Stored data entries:
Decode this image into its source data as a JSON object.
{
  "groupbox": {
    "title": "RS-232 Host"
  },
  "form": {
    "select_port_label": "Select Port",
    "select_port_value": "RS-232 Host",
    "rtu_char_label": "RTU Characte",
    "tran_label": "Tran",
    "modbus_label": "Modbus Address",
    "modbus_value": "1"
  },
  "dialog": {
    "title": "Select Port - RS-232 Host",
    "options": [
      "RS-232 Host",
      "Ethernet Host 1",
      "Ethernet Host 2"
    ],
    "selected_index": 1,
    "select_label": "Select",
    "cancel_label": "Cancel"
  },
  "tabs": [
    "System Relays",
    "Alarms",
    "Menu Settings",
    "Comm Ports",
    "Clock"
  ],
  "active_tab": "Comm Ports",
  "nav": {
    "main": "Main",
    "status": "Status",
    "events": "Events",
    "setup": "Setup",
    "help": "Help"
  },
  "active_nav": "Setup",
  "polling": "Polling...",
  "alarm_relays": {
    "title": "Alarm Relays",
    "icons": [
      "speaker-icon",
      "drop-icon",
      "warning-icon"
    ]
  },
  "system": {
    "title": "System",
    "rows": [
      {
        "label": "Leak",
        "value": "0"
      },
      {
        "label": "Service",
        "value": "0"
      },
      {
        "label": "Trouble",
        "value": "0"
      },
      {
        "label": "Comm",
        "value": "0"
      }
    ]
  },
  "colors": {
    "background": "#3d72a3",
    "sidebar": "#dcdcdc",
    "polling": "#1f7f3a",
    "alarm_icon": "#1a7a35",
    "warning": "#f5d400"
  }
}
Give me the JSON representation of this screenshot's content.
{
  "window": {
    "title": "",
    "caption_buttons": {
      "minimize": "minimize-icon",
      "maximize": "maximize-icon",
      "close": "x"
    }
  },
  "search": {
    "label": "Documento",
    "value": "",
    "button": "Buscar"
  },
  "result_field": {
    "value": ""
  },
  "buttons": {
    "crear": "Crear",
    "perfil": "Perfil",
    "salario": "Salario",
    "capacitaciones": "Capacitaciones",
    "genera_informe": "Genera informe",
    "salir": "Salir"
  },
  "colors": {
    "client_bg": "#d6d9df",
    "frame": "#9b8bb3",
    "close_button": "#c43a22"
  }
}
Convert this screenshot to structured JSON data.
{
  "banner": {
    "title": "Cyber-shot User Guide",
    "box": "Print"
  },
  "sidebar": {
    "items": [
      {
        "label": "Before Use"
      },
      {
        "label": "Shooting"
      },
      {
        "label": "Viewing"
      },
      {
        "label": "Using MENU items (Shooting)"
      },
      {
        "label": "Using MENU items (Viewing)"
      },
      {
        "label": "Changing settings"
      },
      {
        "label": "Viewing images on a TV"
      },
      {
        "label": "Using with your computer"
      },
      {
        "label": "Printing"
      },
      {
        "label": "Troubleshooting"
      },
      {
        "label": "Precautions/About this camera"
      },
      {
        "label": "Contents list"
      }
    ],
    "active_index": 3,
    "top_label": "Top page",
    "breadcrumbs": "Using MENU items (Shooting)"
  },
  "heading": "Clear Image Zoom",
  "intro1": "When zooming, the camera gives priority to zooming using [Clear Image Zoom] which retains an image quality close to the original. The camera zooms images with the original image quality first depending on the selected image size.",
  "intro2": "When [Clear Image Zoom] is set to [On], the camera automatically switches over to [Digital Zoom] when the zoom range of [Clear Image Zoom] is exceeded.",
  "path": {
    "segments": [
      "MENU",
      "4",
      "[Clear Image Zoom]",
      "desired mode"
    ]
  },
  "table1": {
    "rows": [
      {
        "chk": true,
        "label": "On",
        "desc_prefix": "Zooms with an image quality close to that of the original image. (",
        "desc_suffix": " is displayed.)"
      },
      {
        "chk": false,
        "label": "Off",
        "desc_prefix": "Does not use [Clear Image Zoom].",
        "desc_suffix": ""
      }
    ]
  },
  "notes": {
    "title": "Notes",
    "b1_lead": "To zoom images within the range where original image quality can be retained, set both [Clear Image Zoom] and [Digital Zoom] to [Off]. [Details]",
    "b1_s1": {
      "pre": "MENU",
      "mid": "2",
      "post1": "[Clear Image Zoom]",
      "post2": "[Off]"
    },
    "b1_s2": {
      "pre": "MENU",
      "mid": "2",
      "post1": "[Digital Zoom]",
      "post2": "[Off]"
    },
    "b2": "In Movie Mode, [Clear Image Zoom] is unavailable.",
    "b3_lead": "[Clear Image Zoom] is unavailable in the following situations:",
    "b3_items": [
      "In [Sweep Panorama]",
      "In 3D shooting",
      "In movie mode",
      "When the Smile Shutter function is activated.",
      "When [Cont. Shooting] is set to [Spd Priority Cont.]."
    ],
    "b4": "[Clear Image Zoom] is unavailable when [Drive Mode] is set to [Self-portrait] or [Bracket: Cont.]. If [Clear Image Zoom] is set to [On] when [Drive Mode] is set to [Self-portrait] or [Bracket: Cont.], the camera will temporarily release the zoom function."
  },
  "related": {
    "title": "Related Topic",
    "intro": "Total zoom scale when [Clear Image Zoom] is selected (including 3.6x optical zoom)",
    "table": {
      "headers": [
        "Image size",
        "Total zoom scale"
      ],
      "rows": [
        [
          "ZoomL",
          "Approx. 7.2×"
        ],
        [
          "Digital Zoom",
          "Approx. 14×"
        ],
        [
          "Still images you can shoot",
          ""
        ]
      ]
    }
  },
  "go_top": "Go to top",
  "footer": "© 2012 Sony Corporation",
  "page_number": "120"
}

» AIM
List all lines from the entries that include the word "images".

» ANSWER TO THE TASK
        "label": "Viewing images on a TV"
  "intro1": "When zooming, the camera gives priority to zooming using [Clear Image Zoom] which retains an image quality close to the original. The camera zooms images with the original image quality first depending on the selected image size.",
    "b1_lead": "To zoom images within the range where original image quality can be retained, set both [Clear Image Zoom] and [Digital Zoom] to [Off]. [Details]",
          "Still images you can shoot",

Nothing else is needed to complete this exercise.